JOB:
Extend the newspaper account of the club attack outside the post office, picking up after its final sentence.

EXTRACT TO READ:
<<<<
“Last Saturday we published an article reflecting on the management of the County Infirmary. To it has been made more than one reply. The writer has been slandered by the Superintendent, the Director has seen fit to charge some of its truths with being false, while the man who has the farm under his control, concealing himself behind one of the stone pillars of the post office front with a club, prepared for the purpose, at an early hour attempts, with all cowardly, brutal and studied instincts of the assassin, to take the life of the man who dares to call attention to his actions.”
“To make our reader familiar with the actions of this man Craig, we will say that last Monday morning, at half-past seven, as we came out of the post office, our right arm encumbered with papers, overcoat and gloves on, we were confronted by a man with a newly made club, about three feet in length. Who he was, we had no idea, neither did we expect an attack from him. He said, ‘I s’pose you’re John the Baptist.’ Looking the fellow in the eye, we said, not comprehending his hidden meaning, ‘Guess so.’ Without another word, he aimed a blow at our head, which was caught on the uplifted left arm. Other blows, three in number, were given, and to each lick he would not stop to reason the case, or tell who he was. Running into the post office, we called on Mr. John McDowell, who was in the office, to interfere until such time as the brute instincts of the would-be assassin could be curbed by the reasoning of a bystander. The poor, cowardly scoundrel, knew no logic but the knock-down argument of the club, and no law but a blow of the bludgeon.”
>>>>
DATA RECORDS:
<<<<
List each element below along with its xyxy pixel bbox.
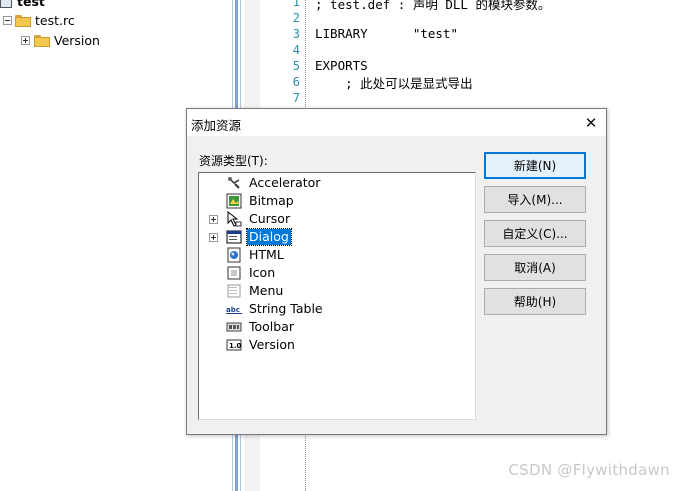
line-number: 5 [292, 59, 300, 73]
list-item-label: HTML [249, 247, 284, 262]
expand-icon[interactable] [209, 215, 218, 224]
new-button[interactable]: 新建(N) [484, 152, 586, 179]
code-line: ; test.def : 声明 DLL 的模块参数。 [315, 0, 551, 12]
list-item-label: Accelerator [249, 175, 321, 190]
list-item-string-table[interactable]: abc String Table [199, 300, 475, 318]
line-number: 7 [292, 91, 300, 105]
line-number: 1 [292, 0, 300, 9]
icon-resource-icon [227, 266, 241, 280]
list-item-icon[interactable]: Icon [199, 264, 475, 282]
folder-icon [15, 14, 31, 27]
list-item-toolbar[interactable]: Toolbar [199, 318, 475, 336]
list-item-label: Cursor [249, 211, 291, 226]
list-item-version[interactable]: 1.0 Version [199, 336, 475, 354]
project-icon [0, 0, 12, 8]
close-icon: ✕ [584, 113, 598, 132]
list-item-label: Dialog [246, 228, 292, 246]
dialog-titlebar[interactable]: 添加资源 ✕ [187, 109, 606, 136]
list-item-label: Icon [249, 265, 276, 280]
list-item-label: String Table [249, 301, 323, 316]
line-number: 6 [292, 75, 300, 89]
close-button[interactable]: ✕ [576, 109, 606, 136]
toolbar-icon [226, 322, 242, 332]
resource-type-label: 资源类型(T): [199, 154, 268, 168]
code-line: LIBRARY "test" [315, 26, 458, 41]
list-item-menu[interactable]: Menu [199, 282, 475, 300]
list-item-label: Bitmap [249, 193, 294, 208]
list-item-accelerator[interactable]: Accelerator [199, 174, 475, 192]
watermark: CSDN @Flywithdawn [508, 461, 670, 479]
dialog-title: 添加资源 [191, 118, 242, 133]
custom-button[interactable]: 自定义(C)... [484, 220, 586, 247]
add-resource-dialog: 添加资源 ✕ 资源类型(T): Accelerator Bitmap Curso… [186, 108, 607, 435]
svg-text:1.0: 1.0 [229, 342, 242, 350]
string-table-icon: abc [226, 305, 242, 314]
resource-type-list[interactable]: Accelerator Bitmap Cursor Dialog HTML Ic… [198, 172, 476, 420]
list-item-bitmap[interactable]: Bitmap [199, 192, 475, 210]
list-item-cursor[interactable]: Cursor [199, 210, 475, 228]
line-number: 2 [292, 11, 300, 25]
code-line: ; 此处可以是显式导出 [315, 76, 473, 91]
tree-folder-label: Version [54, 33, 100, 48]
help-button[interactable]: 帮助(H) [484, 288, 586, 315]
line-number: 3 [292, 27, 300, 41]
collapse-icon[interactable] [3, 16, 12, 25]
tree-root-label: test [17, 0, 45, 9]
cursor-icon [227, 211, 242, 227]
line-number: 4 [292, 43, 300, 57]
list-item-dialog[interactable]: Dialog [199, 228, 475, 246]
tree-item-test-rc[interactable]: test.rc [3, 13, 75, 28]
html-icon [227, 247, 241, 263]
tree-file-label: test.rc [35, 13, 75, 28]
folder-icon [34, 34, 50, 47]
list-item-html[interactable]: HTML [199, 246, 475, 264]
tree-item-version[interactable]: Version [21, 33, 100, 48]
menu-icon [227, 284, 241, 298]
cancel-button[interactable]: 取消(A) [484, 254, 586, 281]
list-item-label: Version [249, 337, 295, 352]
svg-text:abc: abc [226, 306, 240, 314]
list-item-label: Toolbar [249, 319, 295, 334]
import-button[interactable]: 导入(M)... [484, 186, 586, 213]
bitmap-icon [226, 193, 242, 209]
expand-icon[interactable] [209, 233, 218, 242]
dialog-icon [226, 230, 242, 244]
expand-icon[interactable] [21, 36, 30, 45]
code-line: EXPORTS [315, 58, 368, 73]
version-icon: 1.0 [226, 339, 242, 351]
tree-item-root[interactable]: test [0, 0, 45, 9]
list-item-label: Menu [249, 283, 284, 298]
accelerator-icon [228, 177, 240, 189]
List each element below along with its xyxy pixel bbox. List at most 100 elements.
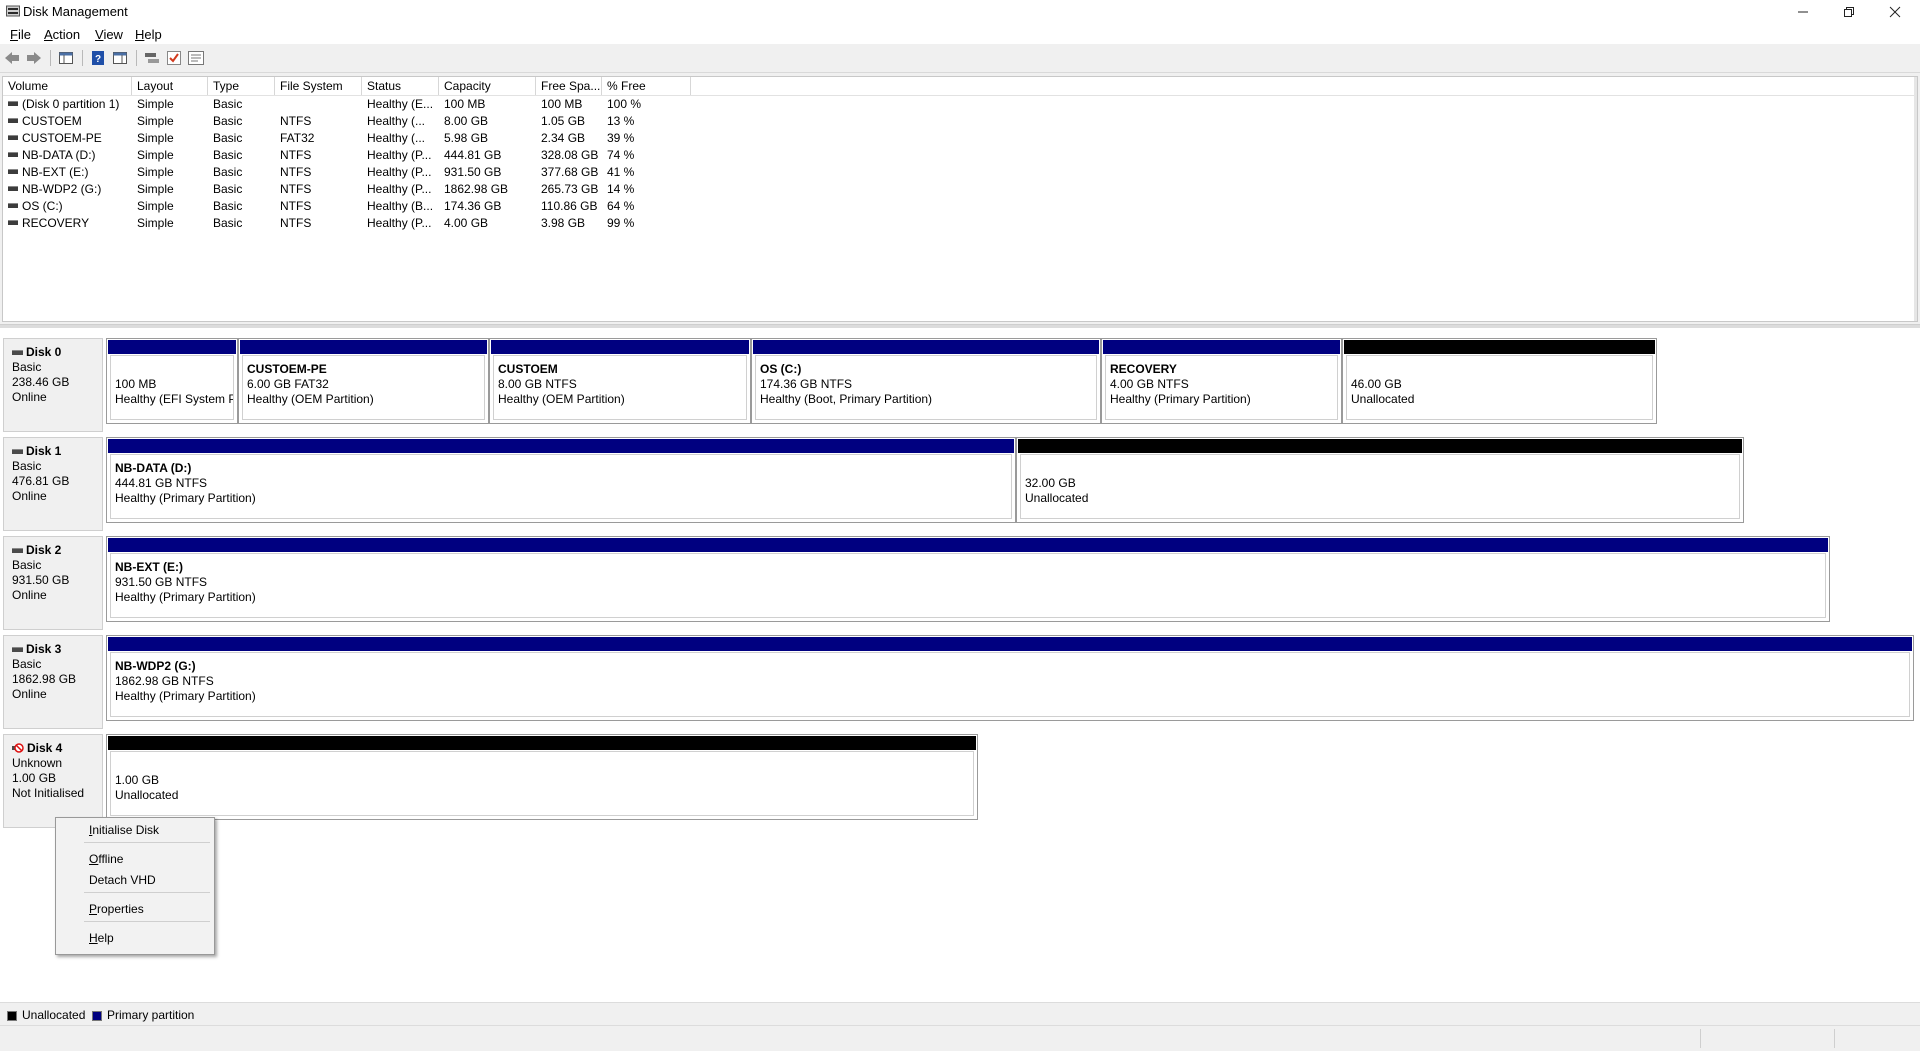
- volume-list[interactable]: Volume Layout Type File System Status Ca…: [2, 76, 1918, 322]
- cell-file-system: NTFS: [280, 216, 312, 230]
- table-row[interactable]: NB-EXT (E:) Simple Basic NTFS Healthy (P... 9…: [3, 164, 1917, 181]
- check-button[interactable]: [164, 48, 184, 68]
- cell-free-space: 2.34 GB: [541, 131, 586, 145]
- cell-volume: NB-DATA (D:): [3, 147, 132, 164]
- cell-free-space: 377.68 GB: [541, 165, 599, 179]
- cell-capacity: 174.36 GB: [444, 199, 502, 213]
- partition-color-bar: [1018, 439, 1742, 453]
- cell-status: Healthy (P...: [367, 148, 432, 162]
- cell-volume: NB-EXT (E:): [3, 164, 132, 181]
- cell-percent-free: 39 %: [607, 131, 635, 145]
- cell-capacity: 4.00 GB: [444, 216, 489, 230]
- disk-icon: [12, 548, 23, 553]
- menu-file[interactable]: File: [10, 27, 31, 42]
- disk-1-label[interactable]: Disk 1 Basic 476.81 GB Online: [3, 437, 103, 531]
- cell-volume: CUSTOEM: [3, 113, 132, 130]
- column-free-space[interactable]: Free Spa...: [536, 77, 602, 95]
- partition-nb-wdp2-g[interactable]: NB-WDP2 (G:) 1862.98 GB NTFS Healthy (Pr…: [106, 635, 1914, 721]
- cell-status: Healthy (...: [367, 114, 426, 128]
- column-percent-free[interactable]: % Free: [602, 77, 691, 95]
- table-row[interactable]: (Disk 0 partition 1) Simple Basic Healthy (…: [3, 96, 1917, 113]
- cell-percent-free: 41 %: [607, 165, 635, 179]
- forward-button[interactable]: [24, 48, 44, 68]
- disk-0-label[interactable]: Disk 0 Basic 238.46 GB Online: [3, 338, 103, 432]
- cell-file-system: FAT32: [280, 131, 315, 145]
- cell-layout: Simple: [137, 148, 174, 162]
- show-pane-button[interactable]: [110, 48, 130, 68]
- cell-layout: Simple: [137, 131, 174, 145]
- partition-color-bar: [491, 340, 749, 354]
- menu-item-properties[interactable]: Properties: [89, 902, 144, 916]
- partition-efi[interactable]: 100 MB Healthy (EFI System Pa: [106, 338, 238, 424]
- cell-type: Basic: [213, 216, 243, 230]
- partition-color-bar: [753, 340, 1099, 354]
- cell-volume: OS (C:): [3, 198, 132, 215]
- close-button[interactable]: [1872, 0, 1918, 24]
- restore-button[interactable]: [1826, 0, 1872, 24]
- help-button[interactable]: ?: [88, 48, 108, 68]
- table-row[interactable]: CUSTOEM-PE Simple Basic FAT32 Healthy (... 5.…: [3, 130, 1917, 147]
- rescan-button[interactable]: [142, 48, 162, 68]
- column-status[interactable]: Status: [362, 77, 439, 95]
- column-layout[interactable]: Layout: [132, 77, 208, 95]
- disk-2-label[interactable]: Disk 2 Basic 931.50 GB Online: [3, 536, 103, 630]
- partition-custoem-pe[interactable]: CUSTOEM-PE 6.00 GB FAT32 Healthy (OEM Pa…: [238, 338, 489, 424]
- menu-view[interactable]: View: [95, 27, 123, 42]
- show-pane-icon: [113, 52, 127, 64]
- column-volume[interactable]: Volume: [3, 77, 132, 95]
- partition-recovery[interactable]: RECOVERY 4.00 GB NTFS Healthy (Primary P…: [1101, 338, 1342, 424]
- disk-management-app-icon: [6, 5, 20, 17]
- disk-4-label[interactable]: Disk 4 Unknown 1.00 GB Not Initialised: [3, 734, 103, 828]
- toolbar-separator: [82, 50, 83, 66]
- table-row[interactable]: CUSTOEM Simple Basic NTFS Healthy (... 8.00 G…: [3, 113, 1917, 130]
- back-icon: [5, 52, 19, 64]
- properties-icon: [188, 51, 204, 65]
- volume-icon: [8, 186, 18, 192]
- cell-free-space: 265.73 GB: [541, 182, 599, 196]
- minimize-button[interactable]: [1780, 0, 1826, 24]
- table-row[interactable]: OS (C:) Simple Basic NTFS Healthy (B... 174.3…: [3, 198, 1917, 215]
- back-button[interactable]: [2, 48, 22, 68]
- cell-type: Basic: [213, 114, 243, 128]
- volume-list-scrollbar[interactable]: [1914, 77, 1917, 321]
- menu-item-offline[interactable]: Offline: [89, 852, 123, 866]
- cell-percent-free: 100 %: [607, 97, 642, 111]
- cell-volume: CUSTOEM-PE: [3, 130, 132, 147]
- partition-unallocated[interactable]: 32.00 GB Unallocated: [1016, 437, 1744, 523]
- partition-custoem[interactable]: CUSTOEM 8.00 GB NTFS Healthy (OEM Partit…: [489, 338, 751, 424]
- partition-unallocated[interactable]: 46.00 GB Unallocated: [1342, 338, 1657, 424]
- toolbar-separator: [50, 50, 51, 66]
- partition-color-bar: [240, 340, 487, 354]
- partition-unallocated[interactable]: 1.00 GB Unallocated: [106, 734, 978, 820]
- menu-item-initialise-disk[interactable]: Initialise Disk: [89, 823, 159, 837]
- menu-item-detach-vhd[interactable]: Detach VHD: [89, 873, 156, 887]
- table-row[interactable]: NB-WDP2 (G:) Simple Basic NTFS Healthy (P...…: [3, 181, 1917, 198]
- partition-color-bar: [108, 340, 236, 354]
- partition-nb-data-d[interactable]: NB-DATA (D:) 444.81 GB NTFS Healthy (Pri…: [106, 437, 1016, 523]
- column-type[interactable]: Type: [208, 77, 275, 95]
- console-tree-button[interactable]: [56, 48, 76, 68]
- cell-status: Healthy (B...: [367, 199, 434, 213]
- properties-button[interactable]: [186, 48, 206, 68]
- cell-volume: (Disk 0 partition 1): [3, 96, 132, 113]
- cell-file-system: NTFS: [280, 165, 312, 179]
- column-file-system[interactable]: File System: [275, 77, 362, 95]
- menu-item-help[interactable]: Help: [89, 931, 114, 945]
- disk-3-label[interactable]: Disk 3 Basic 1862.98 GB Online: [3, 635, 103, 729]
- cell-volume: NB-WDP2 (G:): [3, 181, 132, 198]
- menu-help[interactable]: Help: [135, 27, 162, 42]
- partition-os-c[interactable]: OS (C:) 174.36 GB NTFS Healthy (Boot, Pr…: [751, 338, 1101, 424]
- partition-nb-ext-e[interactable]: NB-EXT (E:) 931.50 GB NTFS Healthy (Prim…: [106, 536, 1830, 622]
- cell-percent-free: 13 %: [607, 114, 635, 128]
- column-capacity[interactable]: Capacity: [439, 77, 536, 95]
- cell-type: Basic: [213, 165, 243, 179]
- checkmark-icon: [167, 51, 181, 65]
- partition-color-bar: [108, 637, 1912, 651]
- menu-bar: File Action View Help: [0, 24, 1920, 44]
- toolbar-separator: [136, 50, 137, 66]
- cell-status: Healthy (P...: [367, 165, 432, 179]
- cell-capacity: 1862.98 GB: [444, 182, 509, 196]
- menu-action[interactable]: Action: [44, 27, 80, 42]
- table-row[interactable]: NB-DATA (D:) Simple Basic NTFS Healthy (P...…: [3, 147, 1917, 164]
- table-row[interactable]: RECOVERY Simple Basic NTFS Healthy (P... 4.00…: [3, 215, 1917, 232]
>>>>
OUTPUT FOR THIS TASK:
“A man, weighing one hundred and eighty pounds, suffers Saturday and Sunday to pass by, and, nursing his wounded wrath until Monday morning, tracks his victim into a room, and hiding behind the protection of the stone column, he make his cowardly and villainous assault. It looks, from his action, as if every line published concerning him was true, and that he wanted to silence the pen by palsying the arm that dared to guide it.”
“We leave it to the people, if a man who thus defies law in open day, is a man fit to be trusted with any department of the county which is sustained by the taxpayers. Assassins do not make good farmers, and law-breakers are not always men of principle. Mr. Craig, for this is the name of the cowards, thought every John the Baptist should have his Herod. He forgot that the laws of Ohio in 1874 are differed from the laws of 32, in the days of the tetrarch Herod. Herod was sorry that his rash promise would make him a murderer; this modern Herod has no grief. The overgrown bully thought he could strike a man down on the street at an early hour, and be gone, and nobody would be the wiser. But he found there was ‘a God in Israel,’ so to speak, to punish him, and in a short time after was brought before Esquire Nickells, plead guilty to his cowardice, and received a well-merited rebuke from the Court and was fined twenty-five dollars for his action.”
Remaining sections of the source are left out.